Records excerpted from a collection
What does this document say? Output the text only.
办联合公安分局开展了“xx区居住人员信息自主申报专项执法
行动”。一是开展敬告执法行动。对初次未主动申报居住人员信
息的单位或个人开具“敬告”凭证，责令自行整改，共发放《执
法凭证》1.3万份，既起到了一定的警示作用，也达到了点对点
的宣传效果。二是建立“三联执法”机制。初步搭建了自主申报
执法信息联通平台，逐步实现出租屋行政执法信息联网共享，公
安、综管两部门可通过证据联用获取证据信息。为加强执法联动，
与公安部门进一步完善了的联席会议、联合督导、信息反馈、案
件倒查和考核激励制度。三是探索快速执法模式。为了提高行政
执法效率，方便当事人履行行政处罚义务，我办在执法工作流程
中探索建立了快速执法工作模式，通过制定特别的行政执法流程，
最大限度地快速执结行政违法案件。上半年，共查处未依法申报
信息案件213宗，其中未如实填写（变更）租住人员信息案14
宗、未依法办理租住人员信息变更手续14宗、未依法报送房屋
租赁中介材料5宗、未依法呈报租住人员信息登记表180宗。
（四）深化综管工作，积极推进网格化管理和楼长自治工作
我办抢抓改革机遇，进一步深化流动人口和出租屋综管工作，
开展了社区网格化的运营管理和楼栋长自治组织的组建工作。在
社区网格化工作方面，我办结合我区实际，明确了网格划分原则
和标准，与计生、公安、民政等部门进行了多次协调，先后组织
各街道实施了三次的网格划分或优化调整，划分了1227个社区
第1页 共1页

Prompt>
Repeat the data precisely, reproducing every entry.

Exercise solution>
What does this document say? Output the text only.
办联合公安分局开展了“xx区居住人员信息自主申报专项执法
行动”。一是开展敬告执法行动。对初次未主动申报居住人员信
息的单位或个人开具“敬告”凭证，责令自行整改，共发放《执
法凭证》1.3万份，既起到了一定的警示作用，也达到了点对点
的宣传效果。二是建立“三联执法”机制。初步搭建了自主申报
执法信息联通平台，逐步实现出租屋行政执法信息联网共享，公
安、综管两部门可通过证据联用获取证据信息。为加强执法联动，
与公安部门进一步完善了的联席会议、联合督导、信息反馈、案
件倒查和考核激励制度。三是探索快速执法模式。为了提高行政
执法效率，方便当事人履行行政处罚义务，我办在执法工作流程
中探索建立了快速执法工作模式，通过制定特别的行政执法流程，
最大限度地快速执结行政违法案件。上半年，共查处未依法申报
信息案件213宗，其中未如实填写（变更）租住人员信息案14
宗、未依法办理租住人员信息变更手续14宗、未依法报送房屋
租赁中介材料5宗、未依法呈报租住人员信息登记表180宗。
（四）深化综管工作，积极推进网格化管理和楼长自治工作
我办抢抓改革机遇，进一步深化流动人口和出租屋综管工作，
开展了社区网格化的运营管理和楼栋长自治组织的组建工作。在
社区网格化工作方面，我办结合我区实际，明确了网格划分原则
和标准，与计生、公安、民政等部门进行了多次协调，先后组织
各街道实施了三次的网格划分或优化调整，划分了1227个社区
第1页 共1页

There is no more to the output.